* [Problem to work on]
Every record that follows must be duplicated exactly, with images left out.

A run of records:
····················
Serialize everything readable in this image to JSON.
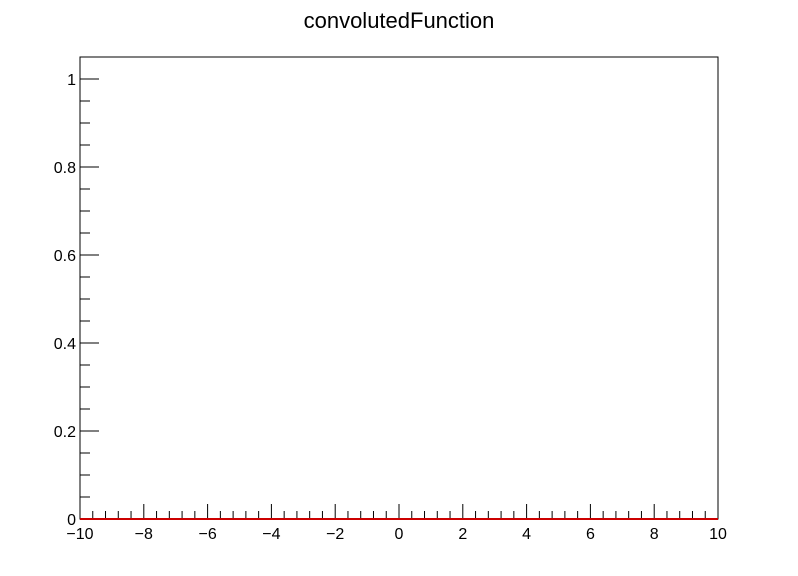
{
  "chart_data": {
    "type": "line",
    "title": "convolutedFunction",
    "xlabel": "",
    "ylabel": "",
    "xlim": [
      -10,
      10
    ],
    "ylim": [
      0,
      1.05
    ],
    "x_ticks": [
      -10,
      -8,
      -6,
      -4,
      -2,
      0,
      2,
      4,
      6,
      8,
      10
    ],
    "x_tick_labels": [
      "−10",
      "−8",
      "−6",
      "−4",
      "−2",
      "0",
      "2",
      "4",
      "6",
      "8",
      "10"
    ],
    "y_ticks": [
      0,
      0.2,
      0.4,
      0.6,
      0.8,
      1
    ],
    "y_tick_labels": [
      "0",
      "0.2",
      "0.4",
      "0.6",
      "0.8",
      "1"
    ],
    "grid": false,
    "series": [
      {
        "color": "#cc0000",
        "x": [
          -10,
          -8,
          -6,
          -4,
          -2,
          0,
          2,
          4,
          6,
          8,
          10
        ],
        "values": [
          0,
          0,
          0,
          0,
          0,
          0,
          0,
          0,
          0,
          0,
          0
        ]
      }
    ]
  }
}
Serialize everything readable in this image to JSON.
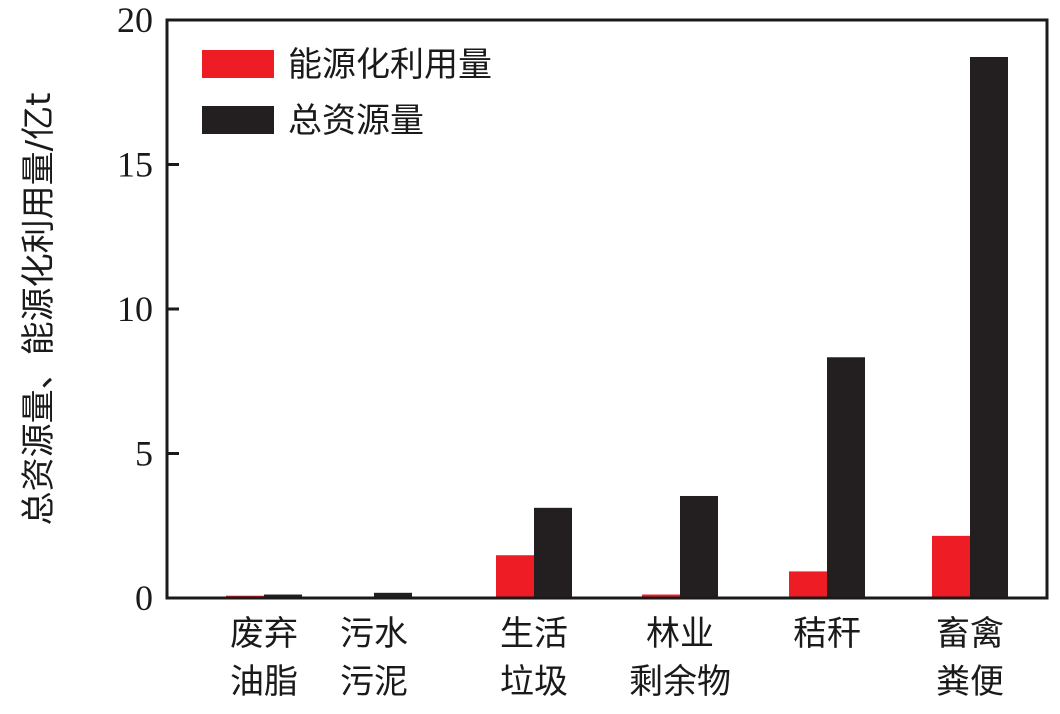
{
  "chart_data": {
    "type": "bar",
    "title": "",
    "xlabel": "",
    "ylabel": "总资源量、能源化利用量/亿t",
    "ylim": [
      0,
      20
    ],
    "yticks": [
      0,
      5,
      10,
      15,
      20
    ],
    "grid": false,
    "legend_position": "top-left",
    "categories": [
      [
        "废弃",
        "油脂"
      ],
      [
        "污水",
        "污泥"
      ],
      [
        "生活",
        "垃圾"
      ],
      [
        "林业",
        "剩余物"
      ],
      [
        "秸秆"
      ],
      [
        "畜禽",
        "粪便"
      ]
    ],
    "series": [
      {
        "name": "能源化利用量",
        "color": "#ee1c25",
        "values": [
          0.08,
          0.05,
          1.48,
          0.12,
          0.92,
          2.15
        ]
      },
      {
        "name": "总资源量",
        "color": "#231f20",
        "values": [
          0.12,
          0.18,
          3.12,
          3.53,
          8.33,
          18.72
        ]
      }
    ]
  }
}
····················
* [Finished answer]
Serialize everything readable in this image to JSON.
{
  "chart_data": {
    "type": "line",
    "title": "convolutedFunction",
    "xlabel": "",
    "ylabel": "",
    "xlim": [
      -10,
      10
    ],
    "ylim": [
      0,
      1.05
    ],
    "x_ticks": [
      -10,
      -8,
      -6,
      -4,
      -2,
      0,
      2,
      4,
      6,
      8,
      10
    ],
    "x_tick_labels": [
      "−10",
      "−8",
      "−6",
      "−4",
      "−2",
      "0",
      "2",
      "4",
      "6",
      "8",
      "10"
    ],
    "y_ticks": [
      0,
      0.2,
      0.4,
      0.6,
      0.8,
      1
    ],
    "y_tick_labels": [
      "0",
      "0.2",
      "0.4",
      "0.6",
      "0.8",
      "1"
    ],
    "grid": false,
    "series": [
      {
        "color": "#cc0000",
        "x": [
          -10,
          -8,
          -6,
          -4,
          -2,
          0,
          2,
          4,
          6,
          8,
          10
        ],
        "values": [
          0,
          0,
          0,
          0,
          0,
          0,
          0,
          0,
          0,
          0,
          0
        ]
      }
    ]
  }
}
Serialize everything readable in this image to JSON.
{
  "chart_data": {
    "type": "bar",
    "title": "",
    "xlabel": "",
    "ylabel": "总资源量、能源化利用量/亿t",
    "ylim": [
      0,
      20
    ],
    "yticks": [
      0,
      5,
      10,
      15,
      20
    ],
    "grid": false,
    "legend_position": "top-left",
    "categories": [
      [
        "废弃",
        "油脂"
      ],
      [
        "污水",
        "污泥"
      ],
      [
        "生活",
        "垃圾"
      ],
      [
        "林业",
        "剩余物"
      ],
      [
        "秸秆"
      ],
      [
        "畜禽",
        "粪便"
      ]
    ],
    "series": [
      {
        "name": "能源化利用量",
        "color": "#ee1c25",
        "values": [
          0.08,
          0.05,
          1.48,
          0.12,
          0.92,
          2.15
        ]
      },
      {
        "name": "总资源量",
        "color": "#231f20",
        "values": [
          0.12,
          0.18,
          3.12,
          3.53,
          8.33,
          18.72
        ]
      }
    ]
  }
}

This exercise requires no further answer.